___ ENTRIES ___

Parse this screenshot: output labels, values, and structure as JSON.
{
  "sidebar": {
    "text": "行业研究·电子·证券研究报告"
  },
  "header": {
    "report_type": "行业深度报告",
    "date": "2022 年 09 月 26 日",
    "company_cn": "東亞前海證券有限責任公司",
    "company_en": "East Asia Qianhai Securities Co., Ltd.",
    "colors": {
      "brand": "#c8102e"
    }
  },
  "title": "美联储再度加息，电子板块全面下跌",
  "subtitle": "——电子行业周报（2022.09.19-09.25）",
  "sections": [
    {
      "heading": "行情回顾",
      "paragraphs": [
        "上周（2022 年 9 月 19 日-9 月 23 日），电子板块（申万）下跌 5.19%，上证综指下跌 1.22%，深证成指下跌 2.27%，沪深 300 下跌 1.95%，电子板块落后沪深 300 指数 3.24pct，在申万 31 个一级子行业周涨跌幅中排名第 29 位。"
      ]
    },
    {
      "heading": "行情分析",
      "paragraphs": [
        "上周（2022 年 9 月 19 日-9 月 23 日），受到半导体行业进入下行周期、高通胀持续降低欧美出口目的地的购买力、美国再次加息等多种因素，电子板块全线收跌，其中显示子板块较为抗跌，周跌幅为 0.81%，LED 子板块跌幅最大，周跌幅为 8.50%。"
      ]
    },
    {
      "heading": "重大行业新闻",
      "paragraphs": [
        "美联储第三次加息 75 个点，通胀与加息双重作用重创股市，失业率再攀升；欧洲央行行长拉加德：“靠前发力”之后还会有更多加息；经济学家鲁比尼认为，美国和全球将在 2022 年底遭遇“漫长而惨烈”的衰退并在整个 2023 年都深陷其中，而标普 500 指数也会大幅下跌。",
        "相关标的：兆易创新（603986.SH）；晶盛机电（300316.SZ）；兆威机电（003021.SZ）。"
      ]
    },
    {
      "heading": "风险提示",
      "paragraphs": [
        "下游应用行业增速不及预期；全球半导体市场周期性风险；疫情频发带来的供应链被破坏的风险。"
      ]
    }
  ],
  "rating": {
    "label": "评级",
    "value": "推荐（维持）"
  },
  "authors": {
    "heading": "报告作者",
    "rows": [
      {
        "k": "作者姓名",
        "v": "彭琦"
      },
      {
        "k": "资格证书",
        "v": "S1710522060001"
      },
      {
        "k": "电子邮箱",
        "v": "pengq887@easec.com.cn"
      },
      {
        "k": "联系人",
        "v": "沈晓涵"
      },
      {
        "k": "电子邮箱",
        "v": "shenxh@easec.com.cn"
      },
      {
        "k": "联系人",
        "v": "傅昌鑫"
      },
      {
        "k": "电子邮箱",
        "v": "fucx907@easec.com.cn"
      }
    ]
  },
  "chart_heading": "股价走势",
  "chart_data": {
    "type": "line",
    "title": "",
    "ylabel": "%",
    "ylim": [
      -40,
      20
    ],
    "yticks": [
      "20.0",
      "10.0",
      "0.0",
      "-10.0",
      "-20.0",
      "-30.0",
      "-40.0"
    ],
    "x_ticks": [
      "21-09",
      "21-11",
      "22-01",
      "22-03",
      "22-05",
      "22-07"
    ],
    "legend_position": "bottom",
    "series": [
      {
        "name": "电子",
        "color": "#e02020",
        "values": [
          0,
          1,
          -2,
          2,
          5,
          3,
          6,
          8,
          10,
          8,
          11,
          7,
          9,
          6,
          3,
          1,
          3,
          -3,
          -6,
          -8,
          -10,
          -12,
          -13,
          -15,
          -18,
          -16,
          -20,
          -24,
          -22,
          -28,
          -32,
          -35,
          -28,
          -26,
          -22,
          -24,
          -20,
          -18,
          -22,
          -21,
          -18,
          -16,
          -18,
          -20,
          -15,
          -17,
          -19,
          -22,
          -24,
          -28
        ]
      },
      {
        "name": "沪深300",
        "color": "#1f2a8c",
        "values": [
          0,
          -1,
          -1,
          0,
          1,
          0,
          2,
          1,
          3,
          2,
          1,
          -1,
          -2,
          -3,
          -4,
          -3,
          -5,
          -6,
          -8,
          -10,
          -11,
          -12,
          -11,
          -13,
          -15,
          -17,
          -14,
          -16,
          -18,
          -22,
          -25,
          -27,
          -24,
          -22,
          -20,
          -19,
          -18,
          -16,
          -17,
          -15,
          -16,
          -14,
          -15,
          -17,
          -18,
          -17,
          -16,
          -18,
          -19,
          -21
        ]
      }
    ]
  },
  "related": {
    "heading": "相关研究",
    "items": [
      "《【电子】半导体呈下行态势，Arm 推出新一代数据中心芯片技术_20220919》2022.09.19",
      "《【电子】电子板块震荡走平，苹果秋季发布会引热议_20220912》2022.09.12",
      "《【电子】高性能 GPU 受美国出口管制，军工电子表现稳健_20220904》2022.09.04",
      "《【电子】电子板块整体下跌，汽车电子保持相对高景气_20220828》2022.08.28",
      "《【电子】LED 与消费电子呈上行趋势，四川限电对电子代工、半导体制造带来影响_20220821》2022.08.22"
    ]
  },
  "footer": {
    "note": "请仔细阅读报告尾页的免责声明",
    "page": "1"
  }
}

___

Point out every line holding the string "easec" and copy it.

        "v": "pengq887@easec.com.cn"
        "v": "shenxh@easec.com.cn"
        "v": "fucx907@easec.com.cn"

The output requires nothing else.